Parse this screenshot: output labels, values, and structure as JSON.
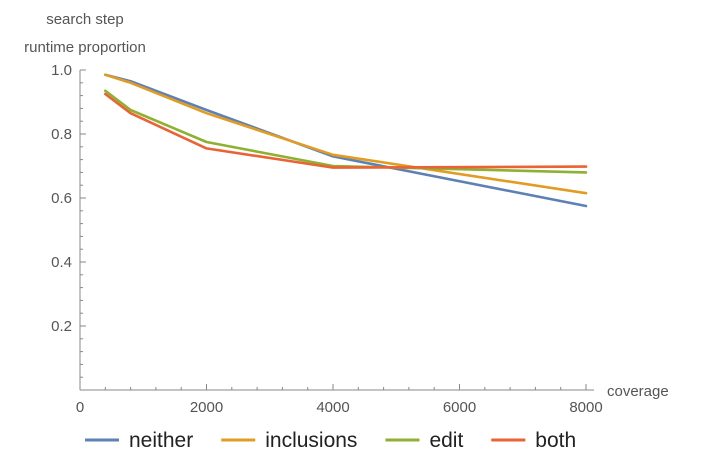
{
  "chart_data": {
    "type": "line",
    "ylabel_lines": [
      "search step",
      "runtime proportion"
    ],
    "xlabel": "coverage",
    "xlim": [
      0,
      8000
    ],
    "ylim": [
      0,
      1.0
    ],
    "x_ticks": [
      0,
      2000,
      4000,
      6000,
      8000
    ],
    "y_ticks": [
      0.2,
      0.4,
      0.6,
      0.8,
      1.0
    ],
    "x_tick_labels": [
      "0",
      "2000",
      "4000",
      "6000",
      "8000"
    ],
    "y_tick_labels": [
      "0.2",
      "0.4",
      "0.6",
      "0.8",
      "1.0"
    ],
    "grid": false,
    "legend_position": "bottom",
    "x": [
      400,
      800,
      2000,
      4000,
      8000
    ],
    "series": [
      {
        "name": "neither",
        "color": "#5E81B5",
        "values": [
          0.985,
          0.965,
          0.875,
          0.73,
          0.575
        ]
      },
      {
        "name": "inclusions",
        "color": "#E19C24",
        "values": [
          0.985,
          0.96,
          0.865,
          0.735,
          0.615
        ]
      },
      {
        "name": "edit",
        "color": "#8FB032",
        "values": [
          0.935,
          0.875,
          0.775,
          0.7,
          0.68
        ]
      },
      {
        "name": "both",
        "color": "#EB6235",
        "values": [
          0.925,
          0.865,
          0.755,
          0.695,
          0.698
        ]
      }
    ]
  }
}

TO BE DONE →
All of the data needs repeating exactly, but the pictures do not.

WRITTEN ANSWER →
Parse this screenshot: output labels, values, and structure as JSON.
{
  "chart_data": {
    "type": "line",
    "ylabel_lines": [
      "search step",
      "runtime proportion"
    ],
    "xlabel": "coverage",
    "xlim": [
      0,
      8000
    ],
    "ylim": [
      0,
      1.0
    ],
    "x_ticks": [
      0,
      2000,
      4000,
      6000,
      8000
    ],
    "y_ticks": [
      0.2,
      0.4,
      0.6,
      0.8,
      1.0
    ],
    "x_tick_labels": [
      "0",
      "2000",
      "4000",
      "6000",
      "8000"
    ],
    "y_tick_labels": [
      "0.2",
      "0.4",
      "0.6",
      "0.8",
      "1.0"
    ],
    "grid": false,
    "legend_position": "bottom",
    "x": [
      400,
      800,
      2000,
      4000,
      8000
    ],
    "series": [
      {
        "name": "neither",
        "color": "#5E81B5",
        "values": [
          0.985,
          0.965,
          0.875,
          0.73,
          0.575
        ]
      },
      {
        "name": "inclusions",
        "color": "#E19C24",
        "values": [
          0.985,
          0.96,
          0.865,
          0.735,
          0.615
        ]
      },
      {
        "name": "edit",
        "color": "#8FB032",
        "values": [
          0.935,
          0.875,
          0.775,
          0.7,
          0.68
        ]
      },
      {
        "name": "both",
        "color": "#EB6235",
        "values": [
          0.925,
          0.865,
          0.755,
          0.695,
          0.698
        ]
      }
    ]
  }
}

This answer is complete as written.